Extract all records. Keep each one exact.

--- START ---

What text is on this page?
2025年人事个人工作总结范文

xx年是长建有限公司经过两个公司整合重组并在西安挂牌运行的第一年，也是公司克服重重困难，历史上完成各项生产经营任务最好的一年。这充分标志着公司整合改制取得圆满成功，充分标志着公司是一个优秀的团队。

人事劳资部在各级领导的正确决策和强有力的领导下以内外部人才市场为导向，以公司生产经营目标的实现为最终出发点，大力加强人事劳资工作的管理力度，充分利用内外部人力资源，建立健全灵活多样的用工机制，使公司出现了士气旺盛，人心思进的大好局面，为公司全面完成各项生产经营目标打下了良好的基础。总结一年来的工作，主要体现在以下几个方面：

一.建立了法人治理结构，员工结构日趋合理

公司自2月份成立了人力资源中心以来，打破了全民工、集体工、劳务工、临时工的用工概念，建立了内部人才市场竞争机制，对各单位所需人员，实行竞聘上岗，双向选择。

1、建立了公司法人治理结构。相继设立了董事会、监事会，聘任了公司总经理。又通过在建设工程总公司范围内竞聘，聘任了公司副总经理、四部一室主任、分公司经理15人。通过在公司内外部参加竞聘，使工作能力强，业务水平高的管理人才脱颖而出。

--- END ---

__SOLUTION TO THIS TASK__:
What text is on this page?
2025年人事个人工作总结范文

xx年是长建有限公司经过两个公司整合重组并在西安挂牌运行的第一年，也是公司克服重重困难，历史上完成各项生产经营任务最好的一年。这充分标志着公司整合改制取得圆满成功，充分标志着公司是一个优秀的团队。

人事劳资部在各级领导的正确决策和强有力的领导下以内外部人才市场为导向，以公司生产经营目标的实现为最终出发点，大力加强人事劳资工作的管理力度，充分利用内外部人力资源，建立健全灵活多样的用工机制，使公司出现了士气旺盛，人心思进的大好局面，为公司全面完成各项生产经营目标打下了良好的基础。总结一年来的工作，主要体现在以下几个方面：

一.建立了法人治理结构，员工结构日趋合理

公司自2月份成立了人力资源中心以来，打破了全民工、集体工、劳务工、临时工的用工概念，建立了内部人才市场竞争机制，对各单位所需人员，实行竞聘上岗，双向选择。

1、建立了公司法人治理结构。相继设立了董事会、监事会，聘任了公司总经理。又通过在建设工程总公司范围内竞聘，聘任了公司副总经理、四部一室主任、分公司经理15人。通过在公司内外部参加竞聘，使工作能力强，业务水平高的管理人才脱颖而出。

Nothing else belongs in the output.